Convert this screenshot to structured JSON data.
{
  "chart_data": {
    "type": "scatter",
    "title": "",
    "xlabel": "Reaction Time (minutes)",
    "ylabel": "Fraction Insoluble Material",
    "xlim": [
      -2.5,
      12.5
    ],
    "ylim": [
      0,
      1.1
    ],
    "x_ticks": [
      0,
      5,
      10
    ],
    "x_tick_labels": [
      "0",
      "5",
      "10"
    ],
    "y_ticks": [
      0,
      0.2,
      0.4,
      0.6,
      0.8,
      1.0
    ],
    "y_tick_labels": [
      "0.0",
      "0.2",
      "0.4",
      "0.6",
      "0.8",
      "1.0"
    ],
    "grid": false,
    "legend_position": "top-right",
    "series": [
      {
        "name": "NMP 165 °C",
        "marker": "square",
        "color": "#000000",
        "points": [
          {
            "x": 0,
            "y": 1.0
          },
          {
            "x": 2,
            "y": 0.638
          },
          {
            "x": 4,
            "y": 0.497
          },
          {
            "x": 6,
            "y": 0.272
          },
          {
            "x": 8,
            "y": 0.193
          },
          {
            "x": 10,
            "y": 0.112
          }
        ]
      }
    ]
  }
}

*-*-*

Output the listing above without altering a single character.

Problem solution:
Convert this screenshot to structured JSON data.
{
  "chart_data": {
    "type": "scatter",
    "title": "",
    "xlabel": "Reaction Time (minutes)",
    "ylabel": "Fraction Insoluble Material",
    "xlim": [
      -2.5,
      12.5
    ],
    "ylim": [
      0,
      1.1
    ],
    "x_ticks": [
      0,
      5,
      10
    ],
    "x_tick_labels": [
      "0",
      "5",
      "10"
    ],
    "y_ticks": [
      0,
      0.2,
      0.4,
      0.6,
      0.8,
      1.0
    ],
    "y_tick_labels": [
      "0.0",
      "0.2",
      "0.4",
      "0.6",
      "0.8",
      "1.0"
    ],
    "grid": false,
    "legend_position": "top-right",
    "series": [
      {
        "name": "NMP 165 °C",
        "marker": "square",
        "color": "#000000",
        "points": [
          {
            "x": 0,
            "y": 1.0
          },
          {
            "x": 2,
            "y": 0.638
          },
          {
            "x": 4,
            "y": 0.497
          },
          {
            "x": 6,
            "y": 0.272
          },
          {
            "x": 8,
            "y": 0.193
          },
          {
            "x": 10,
            "y": 0.112
          }
        ]
      }
    ]
  }
}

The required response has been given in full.